Problem to solve » Please copy out each of the following entries line for line, without changing a single character.

Data supplied »

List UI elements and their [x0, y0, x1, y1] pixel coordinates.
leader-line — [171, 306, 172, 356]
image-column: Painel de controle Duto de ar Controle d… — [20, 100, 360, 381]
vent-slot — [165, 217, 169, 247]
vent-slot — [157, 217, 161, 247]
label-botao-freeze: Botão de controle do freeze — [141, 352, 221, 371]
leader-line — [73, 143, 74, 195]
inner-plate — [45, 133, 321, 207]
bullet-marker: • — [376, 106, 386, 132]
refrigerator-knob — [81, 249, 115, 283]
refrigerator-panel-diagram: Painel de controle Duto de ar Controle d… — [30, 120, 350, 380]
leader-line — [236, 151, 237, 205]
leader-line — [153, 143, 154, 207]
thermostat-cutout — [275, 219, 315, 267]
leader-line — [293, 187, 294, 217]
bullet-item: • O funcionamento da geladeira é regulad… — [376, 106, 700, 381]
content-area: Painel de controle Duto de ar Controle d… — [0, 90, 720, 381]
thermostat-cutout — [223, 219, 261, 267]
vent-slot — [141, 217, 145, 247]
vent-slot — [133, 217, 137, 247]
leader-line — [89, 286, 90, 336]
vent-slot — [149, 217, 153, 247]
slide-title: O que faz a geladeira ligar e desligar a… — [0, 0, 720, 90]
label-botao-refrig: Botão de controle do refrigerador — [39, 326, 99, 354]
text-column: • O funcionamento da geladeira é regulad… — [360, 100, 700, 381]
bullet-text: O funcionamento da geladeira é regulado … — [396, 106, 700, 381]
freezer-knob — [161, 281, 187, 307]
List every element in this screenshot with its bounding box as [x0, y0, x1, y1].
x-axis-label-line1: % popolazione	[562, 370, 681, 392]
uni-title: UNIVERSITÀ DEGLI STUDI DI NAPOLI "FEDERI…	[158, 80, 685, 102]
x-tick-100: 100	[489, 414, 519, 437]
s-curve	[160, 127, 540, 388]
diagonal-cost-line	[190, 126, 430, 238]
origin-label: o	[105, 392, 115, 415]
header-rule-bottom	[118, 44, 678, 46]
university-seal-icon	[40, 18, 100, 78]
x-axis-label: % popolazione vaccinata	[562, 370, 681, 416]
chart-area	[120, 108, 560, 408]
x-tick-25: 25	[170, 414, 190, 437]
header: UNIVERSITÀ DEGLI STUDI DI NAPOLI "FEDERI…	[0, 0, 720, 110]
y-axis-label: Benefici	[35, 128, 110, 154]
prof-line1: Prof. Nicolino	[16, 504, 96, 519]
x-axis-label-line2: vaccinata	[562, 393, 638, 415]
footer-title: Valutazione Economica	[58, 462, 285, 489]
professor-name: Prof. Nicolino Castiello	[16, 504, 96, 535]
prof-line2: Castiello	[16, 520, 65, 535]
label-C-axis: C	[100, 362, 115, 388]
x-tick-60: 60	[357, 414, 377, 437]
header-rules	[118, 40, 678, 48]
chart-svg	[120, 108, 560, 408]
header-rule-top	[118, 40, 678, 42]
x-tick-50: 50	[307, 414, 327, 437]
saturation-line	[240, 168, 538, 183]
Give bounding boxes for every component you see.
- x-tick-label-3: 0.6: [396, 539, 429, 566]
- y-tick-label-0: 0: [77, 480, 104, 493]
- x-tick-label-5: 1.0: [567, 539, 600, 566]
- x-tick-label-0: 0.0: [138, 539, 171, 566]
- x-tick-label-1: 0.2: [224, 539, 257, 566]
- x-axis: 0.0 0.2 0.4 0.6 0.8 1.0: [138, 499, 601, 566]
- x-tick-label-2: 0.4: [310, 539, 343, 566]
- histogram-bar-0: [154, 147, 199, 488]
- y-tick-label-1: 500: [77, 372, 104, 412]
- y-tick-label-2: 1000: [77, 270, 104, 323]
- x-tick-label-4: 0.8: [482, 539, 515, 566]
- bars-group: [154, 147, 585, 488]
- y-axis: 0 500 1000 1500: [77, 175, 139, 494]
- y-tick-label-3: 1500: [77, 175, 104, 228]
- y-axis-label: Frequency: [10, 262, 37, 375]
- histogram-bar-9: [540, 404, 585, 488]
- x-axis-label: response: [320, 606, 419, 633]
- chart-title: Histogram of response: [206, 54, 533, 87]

Full response »
List UI elements and their [x0, y0, x1, y1] pixel coordinates.
leader-line — [171, 306, 172, 356]
image-column: Painel de controle Duto de ar Controle d… — [20, 100, 360, 381]
vent-slot — [165, 217, 169, 247]
vent-slot — [157, 217, 161, 247]
label-botao-freeze: Botão de controle do freeze — [141, 352, 221, 371]
leader-line — [73, 143, 74, 195]
inner-plate — [45, 133, 321, 207]
bullet-marker: • — [376, 106, 386, 132]
refrigerator-knob — [81, 249, 115, 283]
refrigerator-panel-diagram: Painel de controle Duto de ar Controle d… — [30, 120, 350, 380]
leader-line — [236, 151, 237, 205]
leader-line — [153, 143, 154, 207]
thermostat-cutout — [275, 219, 315, 267]
leader-line — [293, 187, 294, 217]
bullet-item: • O funcionamento da geladeira é regulad… — [376, 106, 700, 381]
content-area: Painel de controle Duto de ar Controle d… — [0, 90, 720, 381]
thermostat-cutout — [223, 219, 261, 267]
vent-slot — [141, 217, 145, 247]
vent-slot — [133, 217, 137, 247]
leader-line — [89, 286, 90, 336]
vent-slot — [149, 217, 153, 247]
slide-title: O que faz a geladeira ligar e desligar a… — [0, 0, 720, 90]
label-botao-refrig: Botão de controle do refrigerador — [39, 326, 99, 354]
text-column: • O funcionamento da geladeira é regulad… — [360, 100, 700, 381]
bullet-text: O funcionamento da geladeira é regulado … — [396, 106, 700, 381]
freezer-knob — [161, 281, 187, 307]
List every element in this screenshot with its bounding box as [x0, y0, x1, y1].
x-axis-label-line1: % popolazione	[562, 370, 681, 392]
uni-title: UNIVERSITÀ DEGLI STUDI DI NAPOLI "FEDERI…	[158, 80, 685, 102]
x-tick-100: 100	[489, 414, 519, 437]
s-curve	[160, 127, 540, 388]
diagonal-cost-line	[190, 126, 430, 238]
origin-label: o	[105, 392, 115, 415]
header-rule-bottom	[118, 44, 678, 46]
university-seal-icon	[40, 18, 100, 78]
x-axis-label: % popolazione vaccinata	[562, 370, 681, 416]
chart-area	[120, 108, 560, 408]
x-tick-25: 25	[170, 414, 190, 437]
header: UNIVERSITÀ DEGLI STUDI DI NAPOLI "FEDERI…	[0, 0, 720, 110]
y-axis-label: Benefici	[35, 128, 110, 154]
prof-line1: Prof. Nicolino	[16, 504, 96, 519]
x-axis-label-line2: vaccinata	[562, 393, 638, 415]
footer-title: Valutazione Economica	[58, 462, 285, 489]
professor-name: Prof. Nicolino Castiello	[16, 504, 96, 535]
prof-line2: Castiello	[16, 520, 65, 535]
label-C-axis: C	[100, 362, 115, 388]
x-tick-60: 60	[357, 414, 377, 437]
header-rules	[118, 40, 678, 48]
chart-svg	[120, 108, 560, 408]
header-rule-top	[118, 40, 678, 42]
x-tick-50: 50	[307, 414, 327, 437]
saturation-line	[240, 168, 538, 183]
Give bounding boxes for every component you see.
- x-tick-label-3: 0.6: [396, 539, 429, 566]
- y-tick-label-0: 0: [77, 480, 104, 493]
- x-tick-label-5: 1.0: [567, 539, 600, 566]
- x-tick-label-0: 0.0: [138, 539, 171, 566]
- x-tick-label-1: 0.2: [224, 539, 257, 566]
- x-axis: 0.0 0.2 0.4 0.6 0.8 1.0: [138, 499, 601, 566]
- x-tick-label-2: 0.4: [310, 539, 343, 566]
- histogram-bar-0: [154, 147, 199, 488]
- y-tick-label-1: 500: [77, 372, 104, 412]
- y-tick-label-2: 1000: [77, 270, 104, 323]
- x-tick-label-4: 0.8: [482, 539, 515, 566]
- bars-group: [154, 147, 585, 488]
- y-axis: 0 500 1000 1500: [77, 175, 139, 494]
- y-tick-label-3: 1500: [77, 175, 104, 228]
- y-axis-label: Frequency: [10, 262, 37, 375]
- histogram-bar-9: [540, 404, 585, 488]
- x-axis-label: response: [320, 606, 419, 633]
- chart-title: Histogram of response: [206, 54, 533, 87]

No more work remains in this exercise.